Critique du volume manga

Publiée le Jeudi, 23 Juin 2022

Entre la crise sanitaire mondiale débutée en 2020 puis la crise du papier qui s'abat depuis plusieurs mois, cela faisait presque deux ans, depuis la publication de Back to You en octobre 2020, que l'édition Akata, en tant qu'éditeur indépendant, n'avaient pu se permettre de sortir de nouveaux titres sous leur label "one-shot shôjo", puisque ce label est généralement voué à explorer des faces diversifiées du manga shôjo mais pas toujours parmi les plus vendeuses. Le label fait donc son retour en ce mois de juin avec ce qui sera le seul one-shot shôjo d'Akata pour l'année 2022: Dandara.


Derrière ce titre se cache un récit d'environ 190 pages, qui fut initialement prépublié au Japon d’août à novembre 2001 dans l'incontournable magazine Betsuma, et qui nous permet d'enfin découvrir en langue française une autrice expérimentée en la personne de Kira, mangaka qui a derrière elle plus de 30 ans de carrière, qui a conçu plus d'une quinzaine d'oeuvre shôjo/josei dans des thèmes différents et dont la plus longue reste la toute première série de sa carrière Massugu ni Ikou. Notons aussi que, plus récemment, sa série Bokura ha minna shindeiru a été adaptée en série TV dans son pays d'origine.


Dandara nous immisce dans le Japon contemporain, auprès d'un jeune acteur dont le nom est volontairement gardé secret par l'autrice, et qui s'est spécialisée dans les drames historiques au cinéma, mais en étant toujours cantonné aux rôles des victimes tout juste bonne à mourir pour mettre en valeur l'acteur principal. Seul problème: à force de vouloir être filmé à son avantage dans des rôles médiocres, il est repoussé par les femmes qui le jugent tout aussi médiocre, d'autant qu'il semble incapable de se représenter visuellement la douleur et la peur dans ses rôles. C'est alors en subissant une difficile rupture amoureuse qu'il obtient enfin un rôle plus importante: celui du célèbre Sôji Okita, guerrier emblématique du fameux Shinsen-gumi. Mais alors qu'il pense finir son tournage, une jeune femme ressemblant à s'y méprendre à son ex apparaît devant lui en l'appelant Sôji Okita. D'autres hommes, dont le célèbre Toshizo Hijikata, se montrent à leur tour en l'appelant également ainsi, tandis que les paysages autour de lui semblent étrangement sortir d'un autre temps. Plus étrange encore: aucun d'eux ne semble comprendre de quoi il parle quand il évoque son travail d'acteur ou sa peine amoureuse passée, et son katana, censé être factice, semble beaucoup trop réel...

+++++

Consigne
Recopiez sans la moindre modification le passage de l'extrait fourni ci-dessus qui débute par les mots « Entre la crise » et s'achève sur « l'année 2022: Dandara. ».

Données sources

+++++

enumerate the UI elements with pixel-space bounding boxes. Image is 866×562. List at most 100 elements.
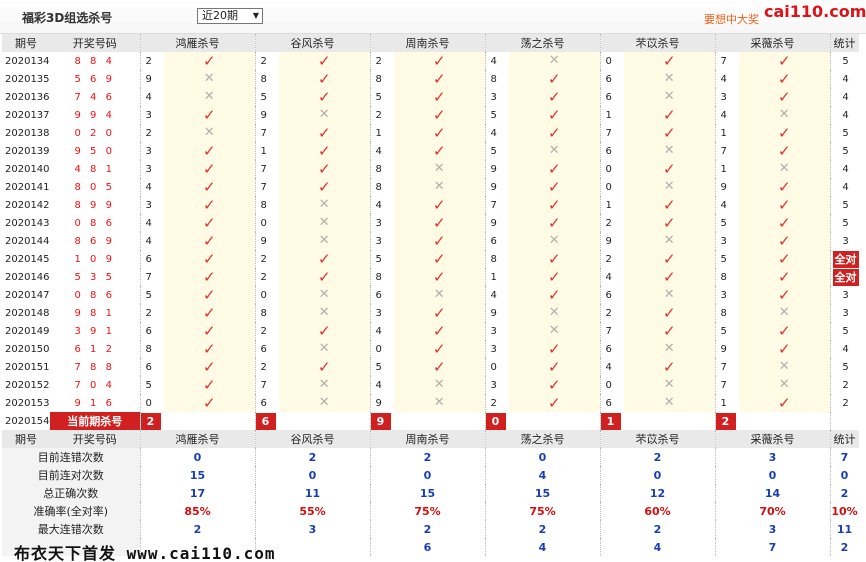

+++++

Réponse rédigée
Entre la crise sanitaire mondiale débutée en 2020 puis la crise du papier qui s'abat depuis plusieurs mois, cela faisait presque deux ans, depuis la publication de Back to You en octobre 2020, que l'édition Akata, en tant qu'éditeur indépendant, n'avaient pu se permettre de sortir de nouveaux titres sous leur label "one-shot shôjo", puisque ce label est généralement voué à explorer des faces diversifiées du manga shôjo mais pas toujours parmi les plus vendeuses. Le label fait donc son retour en ce mois de juin avec ce qui sera le seul one-shot shôjo d'Akata pour l'année 2022: Dandara.